Short task – Extract the lines that carry the string "jeder" from the listing.

Data shown –
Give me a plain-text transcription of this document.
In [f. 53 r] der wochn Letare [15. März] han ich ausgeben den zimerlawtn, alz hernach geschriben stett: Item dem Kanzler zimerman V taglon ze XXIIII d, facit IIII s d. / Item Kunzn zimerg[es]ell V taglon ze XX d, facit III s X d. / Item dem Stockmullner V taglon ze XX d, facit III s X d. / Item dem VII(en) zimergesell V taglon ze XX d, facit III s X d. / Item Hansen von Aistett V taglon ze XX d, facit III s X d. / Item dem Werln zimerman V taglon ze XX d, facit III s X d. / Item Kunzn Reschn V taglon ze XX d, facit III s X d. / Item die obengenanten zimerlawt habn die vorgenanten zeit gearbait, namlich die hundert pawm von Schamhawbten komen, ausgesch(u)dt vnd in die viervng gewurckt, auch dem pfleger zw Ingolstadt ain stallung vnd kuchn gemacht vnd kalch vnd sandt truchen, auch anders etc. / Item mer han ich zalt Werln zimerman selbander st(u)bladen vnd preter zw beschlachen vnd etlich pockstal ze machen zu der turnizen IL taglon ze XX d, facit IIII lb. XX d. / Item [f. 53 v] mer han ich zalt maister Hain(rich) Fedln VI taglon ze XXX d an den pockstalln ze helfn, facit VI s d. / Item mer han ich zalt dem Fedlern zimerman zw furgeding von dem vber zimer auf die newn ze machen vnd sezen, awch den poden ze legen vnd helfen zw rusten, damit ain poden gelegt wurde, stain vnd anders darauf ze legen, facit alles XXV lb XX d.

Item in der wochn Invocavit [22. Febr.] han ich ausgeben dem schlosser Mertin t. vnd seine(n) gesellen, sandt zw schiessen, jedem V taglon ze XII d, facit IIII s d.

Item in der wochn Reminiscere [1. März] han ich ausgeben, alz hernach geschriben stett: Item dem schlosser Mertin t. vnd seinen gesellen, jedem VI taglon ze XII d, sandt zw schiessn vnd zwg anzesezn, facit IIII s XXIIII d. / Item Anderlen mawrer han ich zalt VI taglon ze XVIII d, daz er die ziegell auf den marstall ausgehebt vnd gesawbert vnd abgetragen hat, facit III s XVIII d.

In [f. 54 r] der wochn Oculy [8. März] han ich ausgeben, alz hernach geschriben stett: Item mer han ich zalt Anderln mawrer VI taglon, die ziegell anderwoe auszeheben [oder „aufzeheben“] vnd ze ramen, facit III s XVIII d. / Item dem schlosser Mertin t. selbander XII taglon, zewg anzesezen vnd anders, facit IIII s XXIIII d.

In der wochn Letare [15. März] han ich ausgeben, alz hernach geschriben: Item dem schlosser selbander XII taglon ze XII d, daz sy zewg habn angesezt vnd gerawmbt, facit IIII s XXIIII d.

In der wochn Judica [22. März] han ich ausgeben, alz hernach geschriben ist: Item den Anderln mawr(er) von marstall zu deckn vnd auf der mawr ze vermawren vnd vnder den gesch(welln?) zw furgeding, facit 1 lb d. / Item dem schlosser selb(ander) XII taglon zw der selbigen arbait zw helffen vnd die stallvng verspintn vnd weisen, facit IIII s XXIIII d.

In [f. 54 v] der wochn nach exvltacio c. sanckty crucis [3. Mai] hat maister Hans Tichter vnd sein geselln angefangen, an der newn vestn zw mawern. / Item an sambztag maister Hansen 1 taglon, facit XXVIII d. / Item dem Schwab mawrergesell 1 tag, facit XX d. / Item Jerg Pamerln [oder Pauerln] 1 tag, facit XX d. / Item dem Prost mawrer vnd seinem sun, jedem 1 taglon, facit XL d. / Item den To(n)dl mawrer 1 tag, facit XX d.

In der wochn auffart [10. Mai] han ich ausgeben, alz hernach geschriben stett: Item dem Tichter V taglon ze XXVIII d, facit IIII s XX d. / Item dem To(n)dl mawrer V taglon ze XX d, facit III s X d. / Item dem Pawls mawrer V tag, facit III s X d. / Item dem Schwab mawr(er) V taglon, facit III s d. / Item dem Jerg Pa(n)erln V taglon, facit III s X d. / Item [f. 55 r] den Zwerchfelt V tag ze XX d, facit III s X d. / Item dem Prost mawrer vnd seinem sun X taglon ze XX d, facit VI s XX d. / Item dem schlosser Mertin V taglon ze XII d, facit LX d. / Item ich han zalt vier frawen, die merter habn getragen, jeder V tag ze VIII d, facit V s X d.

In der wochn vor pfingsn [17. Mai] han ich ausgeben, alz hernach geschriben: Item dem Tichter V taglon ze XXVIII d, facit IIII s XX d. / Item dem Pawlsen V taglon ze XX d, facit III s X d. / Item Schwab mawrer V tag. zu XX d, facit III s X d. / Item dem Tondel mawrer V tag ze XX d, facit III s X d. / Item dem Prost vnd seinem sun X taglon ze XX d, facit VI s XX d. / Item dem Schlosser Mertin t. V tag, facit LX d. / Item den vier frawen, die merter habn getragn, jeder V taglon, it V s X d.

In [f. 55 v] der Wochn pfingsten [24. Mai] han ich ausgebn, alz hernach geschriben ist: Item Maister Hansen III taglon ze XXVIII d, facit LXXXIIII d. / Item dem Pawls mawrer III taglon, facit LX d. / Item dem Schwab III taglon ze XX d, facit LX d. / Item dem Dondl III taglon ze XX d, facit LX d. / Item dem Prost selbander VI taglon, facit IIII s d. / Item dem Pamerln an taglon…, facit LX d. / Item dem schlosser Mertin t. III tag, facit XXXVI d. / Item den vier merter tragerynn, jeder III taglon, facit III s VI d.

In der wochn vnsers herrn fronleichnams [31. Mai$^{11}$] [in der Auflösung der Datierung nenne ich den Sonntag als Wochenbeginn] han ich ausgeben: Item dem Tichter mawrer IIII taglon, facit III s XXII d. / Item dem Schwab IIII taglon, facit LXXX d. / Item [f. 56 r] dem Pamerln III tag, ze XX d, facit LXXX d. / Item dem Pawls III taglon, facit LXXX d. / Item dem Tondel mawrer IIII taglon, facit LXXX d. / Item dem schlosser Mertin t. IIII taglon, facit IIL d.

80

Problem solution –
In der wochn auffart [10. Mai] han ich ausgeben, alz hernach geschriben stett: Item dem Tichter V taglon ze XXVIII d, facit IIII s XX d. / Item dem To(n)dl mawrer V taglon ze XX d, facit III s X d. / Item dem Pawls mawrer V tag, facit III s X d. / Item dem Schwab mawr(er) V taglon, facit III s d. / Item dem Jerg Pa(n)erln V taglon, facit III s X d. / Item [f. 55 r] den Zwerchfelt V tag ze XX d, facit III s X d. / Item dem Prost mawrer vnd seinem sun X taglon ze XX d, facit VI s XX d. / Item dem schlosser Mertin V taglon ze XII d, facit LX d. / Item ich han zalt vier frawen, die merter habn getragen, jeder V tag ze VIII d, facit V s X d.
In der wochn vor pfingsn [17. Mai] han ich ausgeben, alz hernach geschriben: Item dem Tichter V taglon ze XXVIII d, facit IIII s XX d. / Item dem Pawlsen V taglon ze XX d, facit III s X d. / Item Schwab mawrer V tag. zu XX d, facit III s X d. / Item dem Tondel mawrer V tag ze XX d, facit III s X d. / Item dem Prost vnd seinem sun X taglon ze XX d, facit VI s XX d. / Item dem Schlosser Mertin t. V tag, facit LX d. / Item den vier frawen, die merter habn getragn, jeder V taglon, it V s X d.
In [f. 55 v] der Wochn pfingsten [24. Mai] han ich ausgebn, alz hernach geschriben ist: Item Maister Hansen III taglon ze XXVIII d, facit LXXXIIII d. / Item dem Pawls mawrer III taglon, facit LX d. / Item dem Schwab III taglon ze XX d, facit LX d. / Item dem Dondl III taglon ze XX d, facit LX d. / Item dem Prost selbander VI taglon, facit IIII s d. / Item dem Pamerln an taglon…, facit LX d. / Item dem schlosser Mertin t. III tag, facit XXXVI d. / Item den vier merter tragerynn, jeder III taglon, facit III s VI d.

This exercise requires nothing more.